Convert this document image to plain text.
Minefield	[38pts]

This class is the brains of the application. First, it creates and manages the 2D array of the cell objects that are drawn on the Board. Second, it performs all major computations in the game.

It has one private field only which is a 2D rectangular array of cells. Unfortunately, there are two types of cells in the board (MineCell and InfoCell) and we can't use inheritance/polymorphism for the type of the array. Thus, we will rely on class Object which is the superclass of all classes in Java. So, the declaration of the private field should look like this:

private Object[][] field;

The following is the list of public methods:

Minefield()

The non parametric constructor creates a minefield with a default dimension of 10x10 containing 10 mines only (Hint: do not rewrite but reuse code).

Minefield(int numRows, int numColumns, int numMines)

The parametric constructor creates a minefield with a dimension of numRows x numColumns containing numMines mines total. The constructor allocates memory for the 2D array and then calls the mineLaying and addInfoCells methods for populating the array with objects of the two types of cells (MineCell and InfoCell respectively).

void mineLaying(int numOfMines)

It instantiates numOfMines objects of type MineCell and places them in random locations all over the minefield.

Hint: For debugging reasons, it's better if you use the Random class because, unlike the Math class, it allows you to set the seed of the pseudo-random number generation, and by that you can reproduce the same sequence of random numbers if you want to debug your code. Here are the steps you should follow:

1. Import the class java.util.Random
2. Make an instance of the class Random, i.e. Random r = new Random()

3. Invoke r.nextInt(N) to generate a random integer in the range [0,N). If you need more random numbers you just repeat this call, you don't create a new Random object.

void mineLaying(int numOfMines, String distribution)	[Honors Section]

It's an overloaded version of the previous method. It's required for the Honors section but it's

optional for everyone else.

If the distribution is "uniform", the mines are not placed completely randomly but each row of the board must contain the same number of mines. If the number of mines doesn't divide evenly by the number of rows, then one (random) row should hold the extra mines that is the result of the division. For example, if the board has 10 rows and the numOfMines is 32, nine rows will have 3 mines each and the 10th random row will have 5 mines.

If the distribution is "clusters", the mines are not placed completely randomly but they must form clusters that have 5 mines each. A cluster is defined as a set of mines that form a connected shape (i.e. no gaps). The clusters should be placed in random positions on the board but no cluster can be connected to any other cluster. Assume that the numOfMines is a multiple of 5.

-------

WORK REQUIRED: Repeat the entries above verbatim.

EXERCISE RESULT:
Convert this document image to plain text.
Minefield	[38pts]

This class is the brains of the application. First, it creates and manages the 2D array of the cell objects that are drawn on the Board. Second, it performs all major computations in the game.

It has one private field only which is a 2D rectangular array of cells. Unfortunately, there are two types of cells in the board (MineCell and InfoCell) and we can't use inheritance/polymorphism for the type of the array. Thus, we will rely on class Object which is the superclass of all classes in Java. So, the declaration of the private field should look like this:

private Object[][] field;

The following is the list of public methods:

Minefield()

The non parametric constructor creates a minefield with a default dimension of 10x10 containing 10 mines only (Hint: do not rewrite but reuse code).

Minefield(int numRows, int numColumns, int numMines)

The parametric constructor creates a minefield with a dimension of numRows x numColumns containing numMines mines total. The constructor allocates memory for the 2D array and then calls the mineLaying and addInfoCells methods for populating the array with objects of the two types of cells (MineCell and InfoCell respectively).

void mineLaying(int numOfMines)

It instantiates numOfMines objects of type MineCell and places them in random locations all over the minefield.

Hint: For debugging reasons, it's better if you use the Random class because, unlike the Math class, it allows you to set the seed of the pseudo-random number generation, and by that you can reproduce the same sequence of random numbers if you want to debug your code. Here are the steps you should follow:

1. Import the class java.util.Random
2. Make an instance of the class Random, i.e. Random r = new Random()

3. Invoke r.nextInt(N) to generate a random integer in the range [0,N). If you need more random numbers you just repeat this call, you don't create a new Random object.

void mineLaying(int numOfMines, String distribution)	[Honors Section]

It's an overloaded version of the previous method. It's required for the Honors section but it's

optional for everyone else.

If the distribution is "uniform", the mines are not placed completely randomly but each row of the board must contain the same number of mines. If the number of mines doesn't divide evenly by the number of rows, then one (random) row should hold the extra mines that is the result of the division. For example, if the board has 10 rows and the numOfMines is 32, nine rows will have 3 mines each and the 10th random row will have 5 mines.

If the distribution is "clusters", the mines are not placed completely randomly but they must form clusters that have 5 mines each. A cluster is defined as a set of mines that form a connected shape (i.e. no gaps). The clusters should be placed in random positions on the board but no cluster can be connected to any other cluster. Assume that the numOfMines is a multiple of 5.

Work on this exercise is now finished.